### EXERCISE OBJECTIVE
Reply with one number: the count of lines in the data that hold the string "color".

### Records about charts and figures
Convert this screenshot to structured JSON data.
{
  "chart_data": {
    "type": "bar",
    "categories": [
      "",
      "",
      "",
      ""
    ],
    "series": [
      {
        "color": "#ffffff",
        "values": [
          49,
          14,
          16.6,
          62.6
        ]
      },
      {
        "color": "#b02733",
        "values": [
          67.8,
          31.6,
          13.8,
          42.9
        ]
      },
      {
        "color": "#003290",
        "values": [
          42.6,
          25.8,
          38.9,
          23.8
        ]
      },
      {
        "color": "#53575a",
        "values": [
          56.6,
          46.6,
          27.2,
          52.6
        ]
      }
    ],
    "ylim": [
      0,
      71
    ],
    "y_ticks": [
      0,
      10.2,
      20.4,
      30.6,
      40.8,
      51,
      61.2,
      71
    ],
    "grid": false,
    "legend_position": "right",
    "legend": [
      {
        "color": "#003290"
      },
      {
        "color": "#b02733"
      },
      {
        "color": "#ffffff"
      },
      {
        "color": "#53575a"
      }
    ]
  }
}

### TASK OUTPUT
8